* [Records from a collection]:

□ □ □ □ □ □ □

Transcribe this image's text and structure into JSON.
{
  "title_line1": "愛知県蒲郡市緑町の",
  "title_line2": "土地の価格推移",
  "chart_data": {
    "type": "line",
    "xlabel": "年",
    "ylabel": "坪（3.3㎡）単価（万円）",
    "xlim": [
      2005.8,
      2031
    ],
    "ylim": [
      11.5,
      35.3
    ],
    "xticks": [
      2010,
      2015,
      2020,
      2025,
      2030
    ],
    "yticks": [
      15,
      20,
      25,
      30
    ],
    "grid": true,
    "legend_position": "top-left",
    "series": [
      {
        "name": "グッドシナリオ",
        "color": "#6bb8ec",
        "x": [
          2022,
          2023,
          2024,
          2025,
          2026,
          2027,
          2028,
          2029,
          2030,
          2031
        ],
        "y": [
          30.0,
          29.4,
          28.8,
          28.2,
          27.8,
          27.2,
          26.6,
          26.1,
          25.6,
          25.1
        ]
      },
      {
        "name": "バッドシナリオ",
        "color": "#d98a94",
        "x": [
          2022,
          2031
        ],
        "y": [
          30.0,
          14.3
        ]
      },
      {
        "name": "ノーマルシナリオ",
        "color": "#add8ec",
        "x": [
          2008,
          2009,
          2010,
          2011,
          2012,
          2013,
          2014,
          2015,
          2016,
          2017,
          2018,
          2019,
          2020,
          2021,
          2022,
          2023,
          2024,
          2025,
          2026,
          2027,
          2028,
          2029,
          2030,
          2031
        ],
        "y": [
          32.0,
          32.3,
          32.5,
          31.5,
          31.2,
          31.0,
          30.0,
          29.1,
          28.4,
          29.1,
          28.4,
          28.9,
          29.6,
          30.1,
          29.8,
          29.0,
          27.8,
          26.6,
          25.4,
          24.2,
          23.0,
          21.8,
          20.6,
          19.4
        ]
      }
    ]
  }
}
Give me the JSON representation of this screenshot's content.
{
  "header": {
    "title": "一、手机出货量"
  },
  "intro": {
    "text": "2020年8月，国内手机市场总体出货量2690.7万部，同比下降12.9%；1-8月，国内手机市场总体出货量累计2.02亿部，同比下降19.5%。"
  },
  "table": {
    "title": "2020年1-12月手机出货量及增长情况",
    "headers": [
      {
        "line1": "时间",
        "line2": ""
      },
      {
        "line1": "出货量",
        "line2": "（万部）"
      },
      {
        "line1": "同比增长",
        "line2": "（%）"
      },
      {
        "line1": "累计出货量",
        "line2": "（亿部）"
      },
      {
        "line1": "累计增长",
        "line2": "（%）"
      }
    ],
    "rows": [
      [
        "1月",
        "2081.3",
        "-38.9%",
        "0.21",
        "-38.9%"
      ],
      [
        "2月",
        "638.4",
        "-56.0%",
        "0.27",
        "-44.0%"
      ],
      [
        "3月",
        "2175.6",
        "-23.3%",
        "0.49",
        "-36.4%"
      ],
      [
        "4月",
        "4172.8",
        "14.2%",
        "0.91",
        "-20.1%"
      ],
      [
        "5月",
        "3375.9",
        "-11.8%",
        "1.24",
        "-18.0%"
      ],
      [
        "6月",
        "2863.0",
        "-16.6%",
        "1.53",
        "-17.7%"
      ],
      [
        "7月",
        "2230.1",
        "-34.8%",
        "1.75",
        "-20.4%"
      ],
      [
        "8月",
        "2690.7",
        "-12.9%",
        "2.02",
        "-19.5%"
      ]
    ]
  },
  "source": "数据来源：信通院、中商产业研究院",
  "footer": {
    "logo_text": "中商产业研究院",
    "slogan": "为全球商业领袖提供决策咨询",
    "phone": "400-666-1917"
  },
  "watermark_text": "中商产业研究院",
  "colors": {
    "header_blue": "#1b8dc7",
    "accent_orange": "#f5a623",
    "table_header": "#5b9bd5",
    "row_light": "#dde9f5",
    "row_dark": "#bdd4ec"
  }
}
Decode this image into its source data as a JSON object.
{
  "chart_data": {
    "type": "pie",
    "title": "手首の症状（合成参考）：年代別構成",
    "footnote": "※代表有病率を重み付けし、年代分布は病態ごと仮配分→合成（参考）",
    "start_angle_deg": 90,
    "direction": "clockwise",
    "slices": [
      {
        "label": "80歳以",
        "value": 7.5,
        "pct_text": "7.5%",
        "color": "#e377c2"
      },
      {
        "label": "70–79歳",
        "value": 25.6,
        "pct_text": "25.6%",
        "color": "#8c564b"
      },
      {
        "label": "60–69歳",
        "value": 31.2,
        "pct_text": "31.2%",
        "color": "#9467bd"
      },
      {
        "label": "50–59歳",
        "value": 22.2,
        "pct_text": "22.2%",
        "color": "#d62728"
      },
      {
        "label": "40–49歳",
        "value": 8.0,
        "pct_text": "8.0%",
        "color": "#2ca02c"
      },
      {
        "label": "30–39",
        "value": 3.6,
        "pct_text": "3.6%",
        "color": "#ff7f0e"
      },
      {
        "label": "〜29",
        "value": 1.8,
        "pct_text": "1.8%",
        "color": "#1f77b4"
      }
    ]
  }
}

□ □ □ □ □ □ □

Sift the material for lines with the string "value". Copy each one found.

        "value": 7.5,
        "value": 25.6,
        "value": 31.2,
        "value": 22.2,
        "value": 8.0,
        "value": 3.6,
        "value": 1.8,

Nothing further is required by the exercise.